* **Stored items**

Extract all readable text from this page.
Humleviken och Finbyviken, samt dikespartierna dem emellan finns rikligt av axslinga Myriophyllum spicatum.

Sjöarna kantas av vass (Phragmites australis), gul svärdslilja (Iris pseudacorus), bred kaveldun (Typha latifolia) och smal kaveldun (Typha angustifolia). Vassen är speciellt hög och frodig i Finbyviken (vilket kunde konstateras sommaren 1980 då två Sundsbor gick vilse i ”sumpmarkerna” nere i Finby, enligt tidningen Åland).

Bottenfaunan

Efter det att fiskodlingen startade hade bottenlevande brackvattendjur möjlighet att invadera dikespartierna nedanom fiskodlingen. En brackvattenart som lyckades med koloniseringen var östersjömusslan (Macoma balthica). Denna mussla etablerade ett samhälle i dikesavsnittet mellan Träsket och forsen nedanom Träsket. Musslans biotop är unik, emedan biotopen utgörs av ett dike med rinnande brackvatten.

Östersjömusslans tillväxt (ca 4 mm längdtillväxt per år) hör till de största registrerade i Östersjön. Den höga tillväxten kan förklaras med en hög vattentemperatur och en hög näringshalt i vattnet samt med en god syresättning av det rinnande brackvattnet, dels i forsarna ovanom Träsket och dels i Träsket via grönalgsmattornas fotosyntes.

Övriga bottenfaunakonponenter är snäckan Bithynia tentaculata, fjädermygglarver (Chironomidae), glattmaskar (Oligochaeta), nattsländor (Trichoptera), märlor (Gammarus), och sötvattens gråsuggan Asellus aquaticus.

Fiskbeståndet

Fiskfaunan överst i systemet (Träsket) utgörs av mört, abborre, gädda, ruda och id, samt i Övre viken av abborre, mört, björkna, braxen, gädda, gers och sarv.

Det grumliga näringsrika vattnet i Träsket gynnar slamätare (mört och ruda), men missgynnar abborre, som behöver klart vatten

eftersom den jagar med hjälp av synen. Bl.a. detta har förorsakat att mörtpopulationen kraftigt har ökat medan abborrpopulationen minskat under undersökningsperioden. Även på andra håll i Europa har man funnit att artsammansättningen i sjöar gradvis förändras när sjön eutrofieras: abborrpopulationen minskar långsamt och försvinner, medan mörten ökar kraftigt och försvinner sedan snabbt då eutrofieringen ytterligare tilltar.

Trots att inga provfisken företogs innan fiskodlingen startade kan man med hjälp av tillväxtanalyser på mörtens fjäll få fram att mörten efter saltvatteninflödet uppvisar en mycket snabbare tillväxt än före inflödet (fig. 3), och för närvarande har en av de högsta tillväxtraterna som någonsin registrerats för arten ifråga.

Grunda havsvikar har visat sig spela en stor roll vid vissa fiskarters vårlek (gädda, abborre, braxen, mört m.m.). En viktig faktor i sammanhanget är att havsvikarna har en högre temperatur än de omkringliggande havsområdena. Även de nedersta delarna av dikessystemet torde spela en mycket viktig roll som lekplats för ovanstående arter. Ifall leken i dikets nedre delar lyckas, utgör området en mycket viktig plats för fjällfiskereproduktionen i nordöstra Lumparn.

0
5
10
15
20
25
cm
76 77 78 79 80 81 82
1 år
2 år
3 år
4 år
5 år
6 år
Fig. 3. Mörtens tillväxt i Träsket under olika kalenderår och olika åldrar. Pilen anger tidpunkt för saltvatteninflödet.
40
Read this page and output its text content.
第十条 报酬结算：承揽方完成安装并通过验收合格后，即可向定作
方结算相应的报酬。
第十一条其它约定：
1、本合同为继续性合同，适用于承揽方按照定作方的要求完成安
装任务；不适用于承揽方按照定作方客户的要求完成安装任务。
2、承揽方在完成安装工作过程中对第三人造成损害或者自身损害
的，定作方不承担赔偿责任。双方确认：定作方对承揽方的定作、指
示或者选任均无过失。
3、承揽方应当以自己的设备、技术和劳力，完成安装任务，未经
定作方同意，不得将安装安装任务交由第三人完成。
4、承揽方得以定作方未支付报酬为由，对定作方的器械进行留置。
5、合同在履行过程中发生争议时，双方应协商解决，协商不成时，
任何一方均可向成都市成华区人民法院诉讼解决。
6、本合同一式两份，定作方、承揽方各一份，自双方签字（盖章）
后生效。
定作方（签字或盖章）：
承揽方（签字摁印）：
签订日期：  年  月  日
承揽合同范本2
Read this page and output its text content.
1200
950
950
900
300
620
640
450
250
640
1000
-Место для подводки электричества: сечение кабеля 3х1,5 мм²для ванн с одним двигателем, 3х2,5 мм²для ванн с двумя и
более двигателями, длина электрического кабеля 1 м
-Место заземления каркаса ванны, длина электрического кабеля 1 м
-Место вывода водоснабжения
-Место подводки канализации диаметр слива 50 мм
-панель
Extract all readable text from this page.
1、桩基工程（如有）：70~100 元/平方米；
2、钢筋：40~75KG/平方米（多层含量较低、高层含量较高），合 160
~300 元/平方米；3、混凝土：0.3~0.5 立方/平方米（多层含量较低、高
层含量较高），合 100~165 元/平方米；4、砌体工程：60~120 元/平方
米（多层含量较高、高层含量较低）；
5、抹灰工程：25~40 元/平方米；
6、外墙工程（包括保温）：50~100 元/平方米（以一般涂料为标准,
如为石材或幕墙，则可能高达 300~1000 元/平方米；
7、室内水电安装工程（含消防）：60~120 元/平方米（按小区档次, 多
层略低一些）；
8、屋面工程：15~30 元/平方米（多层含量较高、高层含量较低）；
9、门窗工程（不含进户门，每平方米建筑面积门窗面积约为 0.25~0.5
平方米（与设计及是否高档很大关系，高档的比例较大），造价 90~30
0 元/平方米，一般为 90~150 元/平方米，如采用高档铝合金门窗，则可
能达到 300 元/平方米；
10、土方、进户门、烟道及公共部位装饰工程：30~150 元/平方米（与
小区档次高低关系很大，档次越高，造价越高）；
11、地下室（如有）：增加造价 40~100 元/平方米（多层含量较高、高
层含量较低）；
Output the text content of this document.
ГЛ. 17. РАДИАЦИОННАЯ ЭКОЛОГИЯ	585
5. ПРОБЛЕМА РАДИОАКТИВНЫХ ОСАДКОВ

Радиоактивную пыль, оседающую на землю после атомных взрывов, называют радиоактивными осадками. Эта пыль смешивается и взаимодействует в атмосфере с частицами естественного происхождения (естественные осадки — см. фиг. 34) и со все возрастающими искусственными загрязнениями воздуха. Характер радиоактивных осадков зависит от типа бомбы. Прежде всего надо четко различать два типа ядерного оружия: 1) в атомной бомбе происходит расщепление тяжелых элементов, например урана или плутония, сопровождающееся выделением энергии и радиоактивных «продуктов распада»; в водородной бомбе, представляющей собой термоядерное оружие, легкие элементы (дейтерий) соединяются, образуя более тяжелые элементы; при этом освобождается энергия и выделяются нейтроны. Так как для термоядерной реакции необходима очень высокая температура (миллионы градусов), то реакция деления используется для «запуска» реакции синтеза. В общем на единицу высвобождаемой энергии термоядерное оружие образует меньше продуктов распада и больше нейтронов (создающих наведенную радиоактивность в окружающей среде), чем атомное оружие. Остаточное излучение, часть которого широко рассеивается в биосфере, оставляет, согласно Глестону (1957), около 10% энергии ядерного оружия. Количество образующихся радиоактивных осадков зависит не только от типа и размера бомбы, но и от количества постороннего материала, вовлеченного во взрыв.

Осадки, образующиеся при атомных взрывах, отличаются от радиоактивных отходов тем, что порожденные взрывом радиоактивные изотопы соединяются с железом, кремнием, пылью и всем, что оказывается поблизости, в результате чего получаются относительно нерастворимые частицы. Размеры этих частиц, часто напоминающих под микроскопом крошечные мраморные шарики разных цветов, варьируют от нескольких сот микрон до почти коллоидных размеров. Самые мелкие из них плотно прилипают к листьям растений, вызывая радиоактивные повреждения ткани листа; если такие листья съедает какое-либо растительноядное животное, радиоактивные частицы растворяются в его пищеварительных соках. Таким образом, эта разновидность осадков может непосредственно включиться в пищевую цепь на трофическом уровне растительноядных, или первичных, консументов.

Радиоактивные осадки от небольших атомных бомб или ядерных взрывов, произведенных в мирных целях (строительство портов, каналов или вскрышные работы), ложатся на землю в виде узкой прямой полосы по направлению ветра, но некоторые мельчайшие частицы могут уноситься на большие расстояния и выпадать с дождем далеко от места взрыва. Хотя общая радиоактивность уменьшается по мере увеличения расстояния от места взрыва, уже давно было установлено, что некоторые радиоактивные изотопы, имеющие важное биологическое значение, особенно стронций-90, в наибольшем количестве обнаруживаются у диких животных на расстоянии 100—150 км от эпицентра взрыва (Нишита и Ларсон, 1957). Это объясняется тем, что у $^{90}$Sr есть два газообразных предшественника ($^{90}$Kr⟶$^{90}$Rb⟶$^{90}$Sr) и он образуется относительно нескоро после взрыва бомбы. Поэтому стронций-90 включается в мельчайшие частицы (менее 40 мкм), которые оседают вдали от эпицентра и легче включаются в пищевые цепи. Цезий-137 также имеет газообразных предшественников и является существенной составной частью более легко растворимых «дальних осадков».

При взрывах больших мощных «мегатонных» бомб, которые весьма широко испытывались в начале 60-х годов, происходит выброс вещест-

* **TASK**
How many lines of the data hold the string "подводки"? Reply with the number alone.

* **CORRECT OUTPUT**
2